▶ _PROBLEM DETAILS_
Of all the lines in the material, how many contain the word "dell"? State the number alone.

--- Begin ---

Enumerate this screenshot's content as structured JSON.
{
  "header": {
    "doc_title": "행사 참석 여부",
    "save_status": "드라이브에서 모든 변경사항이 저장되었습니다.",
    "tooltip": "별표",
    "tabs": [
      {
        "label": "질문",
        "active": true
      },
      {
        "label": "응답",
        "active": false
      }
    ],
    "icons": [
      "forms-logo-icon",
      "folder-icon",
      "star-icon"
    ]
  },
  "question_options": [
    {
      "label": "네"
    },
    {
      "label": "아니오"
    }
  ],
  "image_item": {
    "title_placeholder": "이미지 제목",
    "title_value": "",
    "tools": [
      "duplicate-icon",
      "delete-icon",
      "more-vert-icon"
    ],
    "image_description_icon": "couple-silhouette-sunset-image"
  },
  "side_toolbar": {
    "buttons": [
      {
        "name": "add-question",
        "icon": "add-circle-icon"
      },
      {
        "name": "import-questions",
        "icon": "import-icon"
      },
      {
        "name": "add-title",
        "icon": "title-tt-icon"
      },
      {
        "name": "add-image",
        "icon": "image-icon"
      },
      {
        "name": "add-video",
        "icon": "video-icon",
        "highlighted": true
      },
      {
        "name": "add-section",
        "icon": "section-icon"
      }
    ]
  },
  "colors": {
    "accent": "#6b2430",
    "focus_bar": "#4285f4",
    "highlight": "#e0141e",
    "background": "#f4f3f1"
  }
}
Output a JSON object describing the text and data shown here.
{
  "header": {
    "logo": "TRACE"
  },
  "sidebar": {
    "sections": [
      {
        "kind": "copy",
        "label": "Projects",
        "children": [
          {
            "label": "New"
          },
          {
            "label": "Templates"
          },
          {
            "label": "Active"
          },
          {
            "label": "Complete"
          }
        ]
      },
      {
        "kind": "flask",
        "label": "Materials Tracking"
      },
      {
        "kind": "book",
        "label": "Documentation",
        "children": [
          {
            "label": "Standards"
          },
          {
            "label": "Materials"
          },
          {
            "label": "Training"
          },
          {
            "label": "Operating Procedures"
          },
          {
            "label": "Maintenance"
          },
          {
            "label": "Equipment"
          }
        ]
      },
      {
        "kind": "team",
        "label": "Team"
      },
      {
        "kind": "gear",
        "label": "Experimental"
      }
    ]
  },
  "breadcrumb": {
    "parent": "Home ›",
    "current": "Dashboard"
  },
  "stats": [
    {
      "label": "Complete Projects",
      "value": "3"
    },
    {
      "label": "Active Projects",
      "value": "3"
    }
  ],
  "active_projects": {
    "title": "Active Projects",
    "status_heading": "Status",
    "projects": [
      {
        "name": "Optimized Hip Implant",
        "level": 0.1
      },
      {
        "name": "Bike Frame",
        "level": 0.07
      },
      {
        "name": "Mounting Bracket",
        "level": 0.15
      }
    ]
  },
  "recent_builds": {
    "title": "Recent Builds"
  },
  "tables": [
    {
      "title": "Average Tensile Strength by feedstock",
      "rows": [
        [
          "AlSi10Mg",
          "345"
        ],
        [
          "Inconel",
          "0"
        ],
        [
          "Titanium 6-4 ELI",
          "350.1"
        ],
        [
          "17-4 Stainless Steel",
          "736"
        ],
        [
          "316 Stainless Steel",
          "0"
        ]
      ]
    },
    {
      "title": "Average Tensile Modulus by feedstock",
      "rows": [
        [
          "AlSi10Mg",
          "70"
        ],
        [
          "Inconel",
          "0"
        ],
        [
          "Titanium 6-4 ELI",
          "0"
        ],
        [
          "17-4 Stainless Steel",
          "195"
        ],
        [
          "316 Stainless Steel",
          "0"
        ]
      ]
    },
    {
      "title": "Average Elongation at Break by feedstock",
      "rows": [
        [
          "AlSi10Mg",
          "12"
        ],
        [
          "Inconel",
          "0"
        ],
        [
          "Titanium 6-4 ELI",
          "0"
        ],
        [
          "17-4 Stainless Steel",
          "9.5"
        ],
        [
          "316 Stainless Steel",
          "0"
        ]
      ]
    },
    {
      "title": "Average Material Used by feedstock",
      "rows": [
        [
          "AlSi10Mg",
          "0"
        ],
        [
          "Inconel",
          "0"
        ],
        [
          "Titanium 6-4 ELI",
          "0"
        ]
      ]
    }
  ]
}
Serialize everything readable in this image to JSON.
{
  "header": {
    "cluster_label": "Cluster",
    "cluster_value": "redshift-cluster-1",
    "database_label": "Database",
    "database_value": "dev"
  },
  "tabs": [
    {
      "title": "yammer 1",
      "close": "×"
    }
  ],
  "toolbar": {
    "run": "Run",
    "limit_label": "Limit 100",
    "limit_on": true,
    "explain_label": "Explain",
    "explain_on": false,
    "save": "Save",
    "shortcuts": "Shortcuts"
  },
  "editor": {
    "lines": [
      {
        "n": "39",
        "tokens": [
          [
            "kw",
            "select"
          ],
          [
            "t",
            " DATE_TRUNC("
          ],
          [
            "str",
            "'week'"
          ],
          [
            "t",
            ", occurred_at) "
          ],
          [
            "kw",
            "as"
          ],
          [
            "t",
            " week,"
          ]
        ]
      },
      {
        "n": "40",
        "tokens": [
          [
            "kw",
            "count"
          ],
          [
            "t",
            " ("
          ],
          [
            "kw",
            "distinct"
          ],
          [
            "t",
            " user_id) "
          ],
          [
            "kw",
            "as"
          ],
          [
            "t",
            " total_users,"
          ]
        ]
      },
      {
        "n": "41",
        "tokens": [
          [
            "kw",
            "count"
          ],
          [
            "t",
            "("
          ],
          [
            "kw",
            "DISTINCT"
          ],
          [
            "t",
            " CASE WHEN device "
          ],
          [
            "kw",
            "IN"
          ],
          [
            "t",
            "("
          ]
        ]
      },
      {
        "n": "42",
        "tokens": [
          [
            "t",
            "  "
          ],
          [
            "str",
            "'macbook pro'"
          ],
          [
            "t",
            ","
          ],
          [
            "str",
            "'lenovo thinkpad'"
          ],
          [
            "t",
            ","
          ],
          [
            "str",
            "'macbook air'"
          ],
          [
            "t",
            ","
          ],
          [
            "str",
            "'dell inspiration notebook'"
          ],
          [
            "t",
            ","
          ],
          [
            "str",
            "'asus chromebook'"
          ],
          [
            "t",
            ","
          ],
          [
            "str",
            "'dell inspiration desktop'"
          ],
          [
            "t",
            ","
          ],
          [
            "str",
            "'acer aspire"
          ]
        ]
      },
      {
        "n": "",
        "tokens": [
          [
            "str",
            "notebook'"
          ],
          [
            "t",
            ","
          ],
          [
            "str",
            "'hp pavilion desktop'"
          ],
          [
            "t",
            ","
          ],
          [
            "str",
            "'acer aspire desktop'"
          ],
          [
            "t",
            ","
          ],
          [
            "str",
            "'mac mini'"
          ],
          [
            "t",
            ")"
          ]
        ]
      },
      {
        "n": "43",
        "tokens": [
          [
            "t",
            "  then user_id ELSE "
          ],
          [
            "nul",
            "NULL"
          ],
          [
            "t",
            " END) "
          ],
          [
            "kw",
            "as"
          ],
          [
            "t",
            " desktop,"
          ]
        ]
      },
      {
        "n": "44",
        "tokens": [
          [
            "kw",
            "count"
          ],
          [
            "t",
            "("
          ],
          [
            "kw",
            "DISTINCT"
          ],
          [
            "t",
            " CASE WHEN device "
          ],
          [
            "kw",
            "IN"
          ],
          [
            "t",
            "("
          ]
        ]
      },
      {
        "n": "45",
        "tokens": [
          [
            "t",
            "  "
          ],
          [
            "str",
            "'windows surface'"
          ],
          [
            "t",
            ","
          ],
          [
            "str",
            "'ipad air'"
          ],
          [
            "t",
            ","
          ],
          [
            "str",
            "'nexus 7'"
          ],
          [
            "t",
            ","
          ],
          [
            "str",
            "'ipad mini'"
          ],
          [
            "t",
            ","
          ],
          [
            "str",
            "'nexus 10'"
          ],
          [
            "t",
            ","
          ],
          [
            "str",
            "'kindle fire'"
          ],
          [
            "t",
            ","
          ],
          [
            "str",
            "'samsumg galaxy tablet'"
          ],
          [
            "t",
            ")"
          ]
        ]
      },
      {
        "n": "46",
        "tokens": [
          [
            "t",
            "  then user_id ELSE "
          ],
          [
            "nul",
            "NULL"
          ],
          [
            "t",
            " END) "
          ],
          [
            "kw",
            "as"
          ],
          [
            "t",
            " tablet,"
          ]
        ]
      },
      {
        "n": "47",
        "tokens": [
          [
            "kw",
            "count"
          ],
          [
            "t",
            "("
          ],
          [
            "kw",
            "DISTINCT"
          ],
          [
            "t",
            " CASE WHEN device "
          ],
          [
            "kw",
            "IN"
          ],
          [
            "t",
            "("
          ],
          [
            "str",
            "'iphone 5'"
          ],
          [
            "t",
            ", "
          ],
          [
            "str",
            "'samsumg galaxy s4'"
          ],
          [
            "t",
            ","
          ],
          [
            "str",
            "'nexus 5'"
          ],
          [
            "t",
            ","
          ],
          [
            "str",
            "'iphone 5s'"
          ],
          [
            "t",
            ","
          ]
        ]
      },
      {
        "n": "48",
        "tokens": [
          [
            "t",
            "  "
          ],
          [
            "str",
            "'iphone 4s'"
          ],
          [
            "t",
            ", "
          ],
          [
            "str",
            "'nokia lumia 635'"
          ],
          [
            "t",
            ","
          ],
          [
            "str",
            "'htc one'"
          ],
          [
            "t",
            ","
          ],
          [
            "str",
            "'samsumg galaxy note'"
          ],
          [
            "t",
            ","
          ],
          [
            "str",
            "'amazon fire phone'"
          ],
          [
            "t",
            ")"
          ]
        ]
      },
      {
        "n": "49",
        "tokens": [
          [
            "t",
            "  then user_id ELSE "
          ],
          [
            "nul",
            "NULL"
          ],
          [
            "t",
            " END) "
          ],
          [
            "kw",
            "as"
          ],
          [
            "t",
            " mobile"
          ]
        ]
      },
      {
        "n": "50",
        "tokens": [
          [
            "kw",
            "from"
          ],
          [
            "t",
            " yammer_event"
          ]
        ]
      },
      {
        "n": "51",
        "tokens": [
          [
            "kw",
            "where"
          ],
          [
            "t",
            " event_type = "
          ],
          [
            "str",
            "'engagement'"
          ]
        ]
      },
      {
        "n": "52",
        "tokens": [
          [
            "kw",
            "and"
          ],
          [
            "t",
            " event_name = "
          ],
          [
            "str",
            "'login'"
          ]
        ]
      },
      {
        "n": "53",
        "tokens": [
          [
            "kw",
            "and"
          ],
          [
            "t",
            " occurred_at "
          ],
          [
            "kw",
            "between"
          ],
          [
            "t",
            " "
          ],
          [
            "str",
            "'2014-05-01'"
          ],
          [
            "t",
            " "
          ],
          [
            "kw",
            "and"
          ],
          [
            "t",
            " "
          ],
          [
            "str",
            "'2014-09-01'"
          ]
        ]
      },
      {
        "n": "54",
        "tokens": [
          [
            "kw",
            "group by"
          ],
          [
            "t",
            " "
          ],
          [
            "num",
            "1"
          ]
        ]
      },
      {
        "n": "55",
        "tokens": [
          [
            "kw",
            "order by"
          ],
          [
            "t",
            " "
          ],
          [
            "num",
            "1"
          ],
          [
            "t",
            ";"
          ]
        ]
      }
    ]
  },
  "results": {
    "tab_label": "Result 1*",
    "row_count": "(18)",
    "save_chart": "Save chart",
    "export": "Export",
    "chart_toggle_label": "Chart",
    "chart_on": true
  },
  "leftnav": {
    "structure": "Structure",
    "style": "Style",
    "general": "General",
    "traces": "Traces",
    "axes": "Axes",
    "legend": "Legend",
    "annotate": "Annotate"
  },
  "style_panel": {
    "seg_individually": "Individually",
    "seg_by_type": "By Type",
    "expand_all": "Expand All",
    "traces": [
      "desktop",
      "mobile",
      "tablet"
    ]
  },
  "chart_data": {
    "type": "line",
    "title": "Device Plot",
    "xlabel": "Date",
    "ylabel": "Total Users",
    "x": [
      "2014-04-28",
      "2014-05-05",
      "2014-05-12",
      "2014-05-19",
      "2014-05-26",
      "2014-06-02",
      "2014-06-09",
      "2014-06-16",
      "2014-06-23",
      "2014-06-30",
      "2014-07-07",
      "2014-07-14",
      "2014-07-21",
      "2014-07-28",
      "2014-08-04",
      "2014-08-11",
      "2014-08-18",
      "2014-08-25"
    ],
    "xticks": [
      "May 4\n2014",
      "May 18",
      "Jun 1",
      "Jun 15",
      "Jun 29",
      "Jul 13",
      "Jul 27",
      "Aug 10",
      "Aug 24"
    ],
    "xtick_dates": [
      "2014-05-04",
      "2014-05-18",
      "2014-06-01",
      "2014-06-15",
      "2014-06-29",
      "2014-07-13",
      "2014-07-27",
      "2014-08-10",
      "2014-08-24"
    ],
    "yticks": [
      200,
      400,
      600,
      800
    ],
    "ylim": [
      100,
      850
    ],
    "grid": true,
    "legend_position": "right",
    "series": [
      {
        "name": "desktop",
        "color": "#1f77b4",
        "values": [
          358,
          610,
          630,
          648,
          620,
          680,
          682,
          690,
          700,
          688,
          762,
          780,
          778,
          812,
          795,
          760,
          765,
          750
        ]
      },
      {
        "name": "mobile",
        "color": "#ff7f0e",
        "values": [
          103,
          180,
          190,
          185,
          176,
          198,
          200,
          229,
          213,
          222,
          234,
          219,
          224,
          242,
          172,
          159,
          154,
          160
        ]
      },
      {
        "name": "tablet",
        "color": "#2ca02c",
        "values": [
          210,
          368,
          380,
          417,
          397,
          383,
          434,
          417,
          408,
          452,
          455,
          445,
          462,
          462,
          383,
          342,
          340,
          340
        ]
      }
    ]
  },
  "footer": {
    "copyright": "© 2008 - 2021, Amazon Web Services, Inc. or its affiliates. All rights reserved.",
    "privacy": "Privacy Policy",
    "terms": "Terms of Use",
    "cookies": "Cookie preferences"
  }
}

--- End ---

▶ _THE OUTPUT_
2